##### ENTRIES SUPPLIED

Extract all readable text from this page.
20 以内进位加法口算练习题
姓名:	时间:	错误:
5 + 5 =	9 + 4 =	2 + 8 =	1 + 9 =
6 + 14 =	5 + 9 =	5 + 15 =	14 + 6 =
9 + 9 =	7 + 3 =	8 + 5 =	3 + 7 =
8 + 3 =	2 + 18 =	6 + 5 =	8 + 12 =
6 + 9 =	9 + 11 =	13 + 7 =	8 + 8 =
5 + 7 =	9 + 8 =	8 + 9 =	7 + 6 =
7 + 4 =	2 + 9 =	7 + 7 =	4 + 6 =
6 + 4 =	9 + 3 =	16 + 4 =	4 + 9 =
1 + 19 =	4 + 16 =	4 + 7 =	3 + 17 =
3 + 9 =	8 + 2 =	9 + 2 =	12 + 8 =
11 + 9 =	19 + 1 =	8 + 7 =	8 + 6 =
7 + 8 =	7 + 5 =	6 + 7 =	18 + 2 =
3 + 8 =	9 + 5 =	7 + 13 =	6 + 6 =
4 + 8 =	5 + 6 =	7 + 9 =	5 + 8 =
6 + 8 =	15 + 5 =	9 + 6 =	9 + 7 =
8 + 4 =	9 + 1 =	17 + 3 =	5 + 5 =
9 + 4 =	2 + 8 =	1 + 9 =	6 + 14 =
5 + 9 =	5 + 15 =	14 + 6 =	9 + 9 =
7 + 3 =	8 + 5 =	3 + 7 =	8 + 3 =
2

##########

WHAT IS NEEDED ▸ Every entry must be retyped in full, exactly as given.

COMPLETE ANSWER ▸
Extract all readable text from this page.
20 以内进位加法口算练习题
姓名:	时间:	错误:
5 + 5 =	9 + 4 =	2 + 8 =	1 + 9 =
6 + 14 =	5 + 9 =	5 + 15 =	14 + 6 =
9 + 9 =	7 + 3 =	8 + 5 =	3 + 7 =
8 + 3 =	2 + 18 =	6 + 5 =	8 + 12 =
6 + 9 =	9 + 11 =	13 + 7 =	8 + 8 =
5 + 7 =	9 + 8 =	8 + 9 =	7 + 6 =
7 + 4 =	2 + 9 =	7 + 7 =	4 + 6 =
6 + 4 =	9 + 3 =	16 + 4 =	4 + 9 =
1 + 19 =	4 + 16 =	4 + 7 =	3 + 17 =
3 + 9 =	8 + 2 =	9 + 2 =	12 + 8 =
11 + 9 =	19 + 1 =	8 + 7 =	8 + 6 =
7 + 8 =	7 + 5 =	6 + 7 =	18 + 2 =
3 + 8 =	9 + 5 =	7 + 13 =	6 + 6 =
4 + 8 =	5 + 6 =	7 + 9 =	5 + 8 =
6 + 8 =	15 + 5 =	9 + 6 =	9 + 7 =
8 + 4 =	9 + 1 =	17 + 3 =	5 + 5 =
9 + 4 =	2 + 8 =	1 + 9 =	6 + 14 =
5 + 9 =	5 + 15 =	14 + 6 =	9 + 9 =
7 + 3 =	8 + 5 =	3 + 7 =	8 + 3 =
2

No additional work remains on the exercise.